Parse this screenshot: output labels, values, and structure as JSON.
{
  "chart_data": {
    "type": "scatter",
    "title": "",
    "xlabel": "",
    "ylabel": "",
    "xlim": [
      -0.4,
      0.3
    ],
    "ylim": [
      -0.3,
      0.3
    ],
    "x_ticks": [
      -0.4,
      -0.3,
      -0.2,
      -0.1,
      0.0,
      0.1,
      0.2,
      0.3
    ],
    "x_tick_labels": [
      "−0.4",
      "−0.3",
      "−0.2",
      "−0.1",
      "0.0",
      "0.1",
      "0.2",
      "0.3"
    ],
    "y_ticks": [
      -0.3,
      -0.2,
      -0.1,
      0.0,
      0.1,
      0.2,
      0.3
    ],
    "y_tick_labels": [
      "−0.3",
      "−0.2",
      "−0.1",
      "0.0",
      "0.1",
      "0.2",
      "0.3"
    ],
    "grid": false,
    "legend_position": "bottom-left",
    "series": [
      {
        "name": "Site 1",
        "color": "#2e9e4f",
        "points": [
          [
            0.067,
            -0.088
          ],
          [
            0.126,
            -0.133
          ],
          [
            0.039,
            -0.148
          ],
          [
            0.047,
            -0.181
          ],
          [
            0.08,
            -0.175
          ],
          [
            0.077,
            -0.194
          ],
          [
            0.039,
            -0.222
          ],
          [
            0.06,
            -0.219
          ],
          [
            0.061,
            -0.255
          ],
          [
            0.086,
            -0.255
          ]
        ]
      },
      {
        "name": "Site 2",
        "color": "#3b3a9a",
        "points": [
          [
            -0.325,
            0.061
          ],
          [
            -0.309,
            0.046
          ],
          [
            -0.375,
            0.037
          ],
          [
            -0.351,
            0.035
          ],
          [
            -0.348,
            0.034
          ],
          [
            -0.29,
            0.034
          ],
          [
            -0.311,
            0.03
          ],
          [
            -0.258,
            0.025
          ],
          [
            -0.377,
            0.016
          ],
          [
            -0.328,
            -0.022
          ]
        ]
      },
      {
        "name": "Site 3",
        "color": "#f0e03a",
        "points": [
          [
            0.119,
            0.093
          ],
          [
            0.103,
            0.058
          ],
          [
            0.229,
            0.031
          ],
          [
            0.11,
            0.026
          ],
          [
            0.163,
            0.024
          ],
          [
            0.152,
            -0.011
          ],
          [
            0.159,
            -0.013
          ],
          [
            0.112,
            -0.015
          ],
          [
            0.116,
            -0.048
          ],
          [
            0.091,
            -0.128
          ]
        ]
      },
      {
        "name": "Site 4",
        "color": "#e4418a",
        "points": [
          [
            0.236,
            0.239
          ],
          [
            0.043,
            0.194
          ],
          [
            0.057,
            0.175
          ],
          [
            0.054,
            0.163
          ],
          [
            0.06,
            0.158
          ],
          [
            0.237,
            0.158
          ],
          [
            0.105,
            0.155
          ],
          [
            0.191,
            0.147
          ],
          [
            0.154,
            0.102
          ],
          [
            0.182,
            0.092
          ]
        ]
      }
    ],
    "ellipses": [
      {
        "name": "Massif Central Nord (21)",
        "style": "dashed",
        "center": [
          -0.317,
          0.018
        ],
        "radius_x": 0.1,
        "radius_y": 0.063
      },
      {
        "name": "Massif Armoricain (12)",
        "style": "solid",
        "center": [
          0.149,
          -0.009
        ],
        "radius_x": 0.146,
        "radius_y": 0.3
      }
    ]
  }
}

= = =

* WHAT IS ASKED
Find the lines above holding the word "Site" and show them.

* EXERCISE SOLUTION
        "name": "Site 1",
        "name": "Site 2",
        "name": "Site 3",
        "name": "Site 4",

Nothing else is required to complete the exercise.